§ What to work on: Print all entries precisely as they are written.

Dataset items:
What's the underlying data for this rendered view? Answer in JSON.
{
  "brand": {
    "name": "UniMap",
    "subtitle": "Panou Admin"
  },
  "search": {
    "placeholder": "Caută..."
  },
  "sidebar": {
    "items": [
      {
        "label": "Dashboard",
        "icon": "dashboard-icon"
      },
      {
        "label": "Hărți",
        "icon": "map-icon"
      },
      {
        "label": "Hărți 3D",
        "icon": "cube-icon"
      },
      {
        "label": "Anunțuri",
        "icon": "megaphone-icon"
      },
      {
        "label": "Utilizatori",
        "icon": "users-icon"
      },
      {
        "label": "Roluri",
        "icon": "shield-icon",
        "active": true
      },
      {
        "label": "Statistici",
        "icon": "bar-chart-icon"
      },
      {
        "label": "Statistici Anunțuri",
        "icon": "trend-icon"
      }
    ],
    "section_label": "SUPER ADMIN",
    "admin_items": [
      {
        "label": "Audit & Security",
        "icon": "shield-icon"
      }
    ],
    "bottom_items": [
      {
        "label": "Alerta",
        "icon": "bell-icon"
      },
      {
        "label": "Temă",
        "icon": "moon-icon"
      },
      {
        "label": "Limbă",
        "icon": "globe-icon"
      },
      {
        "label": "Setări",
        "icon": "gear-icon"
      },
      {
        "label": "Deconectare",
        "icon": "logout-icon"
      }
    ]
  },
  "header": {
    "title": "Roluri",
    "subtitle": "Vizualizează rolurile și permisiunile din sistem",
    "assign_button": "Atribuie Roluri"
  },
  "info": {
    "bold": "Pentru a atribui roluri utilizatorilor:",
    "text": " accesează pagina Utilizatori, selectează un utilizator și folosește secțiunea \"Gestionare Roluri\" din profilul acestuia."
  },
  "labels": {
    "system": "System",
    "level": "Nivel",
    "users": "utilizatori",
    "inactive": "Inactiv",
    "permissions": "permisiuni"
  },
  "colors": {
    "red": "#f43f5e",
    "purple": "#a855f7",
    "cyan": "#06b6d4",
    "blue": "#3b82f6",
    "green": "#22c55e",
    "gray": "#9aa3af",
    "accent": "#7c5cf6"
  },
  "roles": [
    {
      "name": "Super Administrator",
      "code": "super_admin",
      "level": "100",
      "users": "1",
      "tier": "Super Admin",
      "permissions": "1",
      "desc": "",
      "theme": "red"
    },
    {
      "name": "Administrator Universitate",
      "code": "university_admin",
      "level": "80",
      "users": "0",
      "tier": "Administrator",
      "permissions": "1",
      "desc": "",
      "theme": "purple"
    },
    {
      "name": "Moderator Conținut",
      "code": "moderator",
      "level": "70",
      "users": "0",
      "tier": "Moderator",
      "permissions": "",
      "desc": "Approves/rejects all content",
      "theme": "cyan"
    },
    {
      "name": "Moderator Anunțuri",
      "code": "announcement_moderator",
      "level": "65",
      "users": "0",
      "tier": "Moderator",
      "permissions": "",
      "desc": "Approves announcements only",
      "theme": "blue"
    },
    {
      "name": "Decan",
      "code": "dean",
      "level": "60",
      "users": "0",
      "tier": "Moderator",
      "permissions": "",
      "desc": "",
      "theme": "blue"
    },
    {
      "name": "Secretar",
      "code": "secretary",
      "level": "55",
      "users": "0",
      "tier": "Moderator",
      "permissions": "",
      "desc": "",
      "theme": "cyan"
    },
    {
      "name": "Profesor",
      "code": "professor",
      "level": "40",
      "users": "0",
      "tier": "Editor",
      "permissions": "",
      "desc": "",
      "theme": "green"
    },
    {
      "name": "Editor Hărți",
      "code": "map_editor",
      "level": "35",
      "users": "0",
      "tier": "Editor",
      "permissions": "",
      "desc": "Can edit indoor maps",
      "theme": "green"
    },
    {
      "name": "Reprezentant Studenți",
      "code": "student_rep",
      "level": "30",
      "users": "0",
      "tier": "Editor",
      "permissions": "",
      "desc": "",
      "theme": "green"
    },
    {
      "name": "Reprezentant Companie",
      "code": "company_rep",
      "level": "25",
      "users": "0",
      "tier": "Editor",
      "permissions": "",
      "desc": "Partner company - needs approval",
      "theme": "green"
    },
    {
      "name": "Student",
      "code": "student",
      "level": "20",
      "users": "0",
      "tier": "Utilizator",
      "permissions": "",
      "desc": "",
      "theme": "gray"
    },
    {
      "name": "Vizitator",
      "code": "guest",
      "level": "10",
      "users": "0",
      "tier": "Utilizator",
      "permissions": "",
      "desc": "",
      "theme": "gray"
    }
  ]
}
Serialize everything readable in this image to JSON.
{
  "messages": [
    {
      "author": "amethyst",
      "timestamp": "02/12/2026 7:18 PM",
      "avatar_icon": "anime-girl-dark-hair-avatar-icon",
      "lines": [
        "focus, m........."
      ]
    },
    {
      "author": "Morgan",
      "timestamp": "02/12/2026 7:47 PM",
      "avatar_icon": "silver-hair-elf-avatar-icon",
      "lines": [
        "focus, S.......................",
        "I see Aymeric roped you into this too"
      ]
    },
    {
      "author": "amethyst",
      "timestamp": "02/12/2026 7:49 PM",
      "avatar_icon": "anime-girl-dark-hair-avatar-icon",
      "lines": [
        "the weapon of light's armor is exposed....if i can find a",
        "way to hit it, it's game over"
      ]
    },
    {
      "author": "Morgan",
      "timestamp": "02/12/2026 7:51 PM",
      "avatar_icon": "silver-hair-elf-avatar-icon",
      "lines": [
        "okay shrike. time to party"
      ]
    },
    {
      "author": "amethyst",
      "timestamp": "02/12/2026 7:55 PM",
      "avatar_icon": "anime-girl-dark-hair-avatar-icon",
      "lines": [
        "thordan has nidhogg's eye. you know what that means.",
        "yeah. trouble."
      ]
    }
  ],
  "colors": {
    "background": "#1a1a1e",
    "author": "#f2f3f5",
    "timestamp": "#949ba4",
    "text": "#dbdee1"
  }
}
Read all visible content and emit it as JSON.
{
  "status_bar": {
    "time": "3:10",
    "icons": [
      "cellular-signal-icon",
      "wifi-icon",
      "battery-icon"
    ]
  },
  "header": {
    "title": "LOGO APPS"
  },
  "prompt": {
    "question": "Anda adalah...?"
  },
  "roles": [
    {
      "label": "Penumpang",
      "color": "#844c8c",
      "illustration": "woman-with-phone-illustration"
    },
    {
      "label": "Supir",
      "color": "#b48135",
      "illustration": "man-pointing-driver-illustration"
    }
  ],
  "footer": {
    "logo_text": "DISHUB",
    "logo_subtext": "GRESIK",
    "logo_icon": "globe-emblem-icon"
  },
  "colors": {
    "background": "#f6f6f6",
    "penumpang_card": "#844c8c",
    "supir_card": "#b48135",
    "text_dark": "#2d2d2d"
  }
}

§ Result of this task:
What's the underlying data for this rendered view? Answer in JSON.
{
  "brand": {
    "name": "UniMap",
    "subtitle": "Panou Admin"
  },
  "search": {
    "placeholder": "Caută..."
  },
  "sidebar": {
    "items": [
      {
        "label": "Dashboard",
        "icon": "dashboard-icon"
      },
      {
        "label": "Hărți",
        "icon": "map-icon"
      },
      {
        "label": "Hărți 3D",
        "icon": "cube-icon"
      },
      {
        "label": "Anunțuri",
        "icon": "megaphone-icon"
      },
      {
        "label": "Utilizatori",
        "icon": "users-icon"
      },
      {
        "label": "Roluri",
        "icon": "shield-icon",
        "active": true
      },
      {
        "label": "Statistici",
        "icon": "bar-chart-icon"
      },
      {
        "label": "Statistici Anunțuri",
        "icon": "trend-icon"
      }
    ],
    "section_label": "SUPER ADMIN",
    "admin_items": [
      {
        "label": "Audit & Security",
        "icon": "shield-icon"
      }
    ],
    "bottom_items": [
      {
        "label": "Alerta",
        "icon": "bell-icon"
      },
      {
        "label": "Temă",
        "icon": "moon-icon"
      },
      {
        "label": "Limbă",
        "icon": "globe-icon"
      },
      {
        "label": "Setări",
        "icon": "gear-icon"
      },
      {
        "label": "Deconectare",
        "icon": "logout-icon"
      }
    ]
  },
  "header": {
    "title": "Roluri",
    "subtitle": "Vizualizează rolurile și permisiunile din sistem",
    "assign_button": "Atribuie Roluri"
  },
  "info": {
    "bold": "Pentru a atribui roluri utilizatorilor:",
    "text": " accesează pagina Utilizatori, selectează un utilizator și folosește secțiunea \"Gestionare Roluri\" din profilul acestuia."
  },
  "labels": {
    "system": "System",
    "level": "Nivel",
    "users": "utilizatori",
    "inactive": "Inactiv",
    "permissions": "permisiuni"
  },
  "colors": {
    "red": "#f43f5e",
    "purple": "#a855f7",
    "cyan": "#06b6d4",
    "blue": "#3b82f6",
    "green": "#22c55e",
    "gray": "#9aa3af",
    "accent": "#7c5cf6"
  },
  "roles": [
    {
      "name": "Super Administrator",
      "code": "super_admin",
      "level": "100",
      "users": "1",
      "tier": "Super Admin",
      "permissions": "1",
      "desc": "",
      "theme": "red"
    },
    {
      "name": "Administrator Universitate",
      "code": "university_admin",
      "level": "80",
      "users": "0",
      "tier": "Administrator",
      "permissions": "1",
      "desc": "",
      "theme": "purple"
    },
    {
      "name": "Moderator Conținut",
      "code": "moderator",
      "level": "70",
      "users": "0",
      "tier": "Moderator",
      "permissions": "",
      "desc": "Approves/rejects all content",
      "theme": "cyan"
    },
    {
      "name": "Moderator Anunțuri",
      "code": "announcement_moderator",
      "level": "65",
      "users": "0",
      "tier": "Moderator",
      "permissions": "",
      "desc": "Approves announcements only",
      "theme": "blue"
    },
    {
      "name": "Decan",
      "code": "dean",
      "level": "60",
      "users": "0",
      "tier": "Moderator",
      "permissions": "",
      "desc": "",
      "theme": "blue"
    },
    {
      "name": "Secretar",
      "code": "secretary",
      "level": "55",
      "users": "0",
      "tier": "Moderator",
      "permissions": "",
      "desc": "",
      "theme": "cyan"
    },
    {
      "name": "Profesor",
      "code": "professor",
      "level": "40",
      "users": "0",
      "tier": "Editor",
      "permissions": "",
      "desc": "",
      "theme": "green"
    },
    {
      "name": "Editor Hărți",
      "code": "map_editor",
      "level": "35",
      "users": "0",
      "tier": "Editor",
      "permissions": "",
      "desc": "Can edit indoor maps",
      "theme": "green"
    },
    {
      "name": "Reprezentant Studenți",
      "code": "student_rep",
      "level": "30",
      "users": "0",
      "tier": "Editor",
      "permissions": "",
      "desc": "",
      "theme": "green"
    },
    {
      "name": "Reprezentant Companie",
      "code": "company_rep",
      "level": "25",
      "users": "0",
      "tier": "Editor",
      "permissions": "",
      "desc": "Partner company - needs approval",
      "theme": "green"
    },
    {
      "name": "Student",
      "code": "student",
      "level": "20",
      "users": "0",
      "tier": "Utilizator",
      "permissions": "",
      "desc": "",
      "theme": "gray"
    },
    {
      "name": "Vizitator",
      "code": "guest",
      "level": "10",
      "users": "0",
      "tier": "Utilizator",
      "permissions": "",
      "desc": "",
      "theme": "gray"
    }
  ]
}
Serialize everything readable in this image to JSON.
{
  "messages": [
    {
      "author": "amethyst",
      "timestamp": "02/12/2026 7:18 PM",
      "avatar_icon": "anime-girl-dark-hair-avatar-icon",
      "lines": [
        "focus, m........."
      ]
    },
    {
      "author": "Morgan",
      "timestamp": "02/12/2026 7:47 PM",
      "avatar_icon": "silver-hair-elf-avatar-icon",
      "lines": [
        "focus, S.......................",
        "I see Aymeric roped you into this too"
      ]
    },
    {
      "author": "amethyst",
      "timestamp": "02/12/2026 7:49 PM",
      "avatar_icon": "anime-girl-dark-hair-avatar-icon",
      "lines": [
        "the weapon of light's armor is exposed....if i can find a",
        "way to hit it, it's game over"
      ]
    },
    {
      "author": "Morgan",
      "timestamp": "02/12/2026 7:51 PM",
      "avatar_icon": "silver-hair-elf-avatar-icon",
      "lines": [
        "okay shrike. time to party"
      ]
    },
    {
      "author": "amethyst",
      "timestamp": "02/12/2026 7:55 PM",
      "avatar_icon": "anime-girl-dark-hair-avatar-icon",
      "lines": [
        "thordan has nidhogg's eye. you know what that means.",
        "yeah. trouble."
      ]
    }
  ],
  "colors": {
    "background": "#1a1a1e",
    "author": "#f2f3f5",
    "timestamp": "#949ba4",
    "text": "#dbdee1"
  }
}
Read all visible content and emit it as JSON.
{
  "status_bar": {
    "time": "3:10",
    "icons": [
      "cellular-signal-icon",
      "wifi-icon",
      "battery-icon"
    ]
  },
  "header": {
    "title": "LOGO APPS"
  },
  "prompt": {
    "question": "Anda adalah...?"
  },
  "roles": [
    {
      "label": "Penumpang",
      "color": "#844c8c",
      "illustration": "woman-with-phone-illustration"
    },
    {
      "label": "Supir",
      "color": "#b48135",
      "illustration": "man-pointing-driver-illustration"
    }
  ],
  "footer": {
    "logo_text": "DISHUB",
    "logo_subtext": "GRESIK",
    "logo_icon": "globe-emblem-icon"
  },
  "colors": {
    "background": "#f6f6f6",
    "penumpang_card": "#844c8c",
    "supir_card": "#b48135",
    "text_dark": "#2d2d2d"
  }
}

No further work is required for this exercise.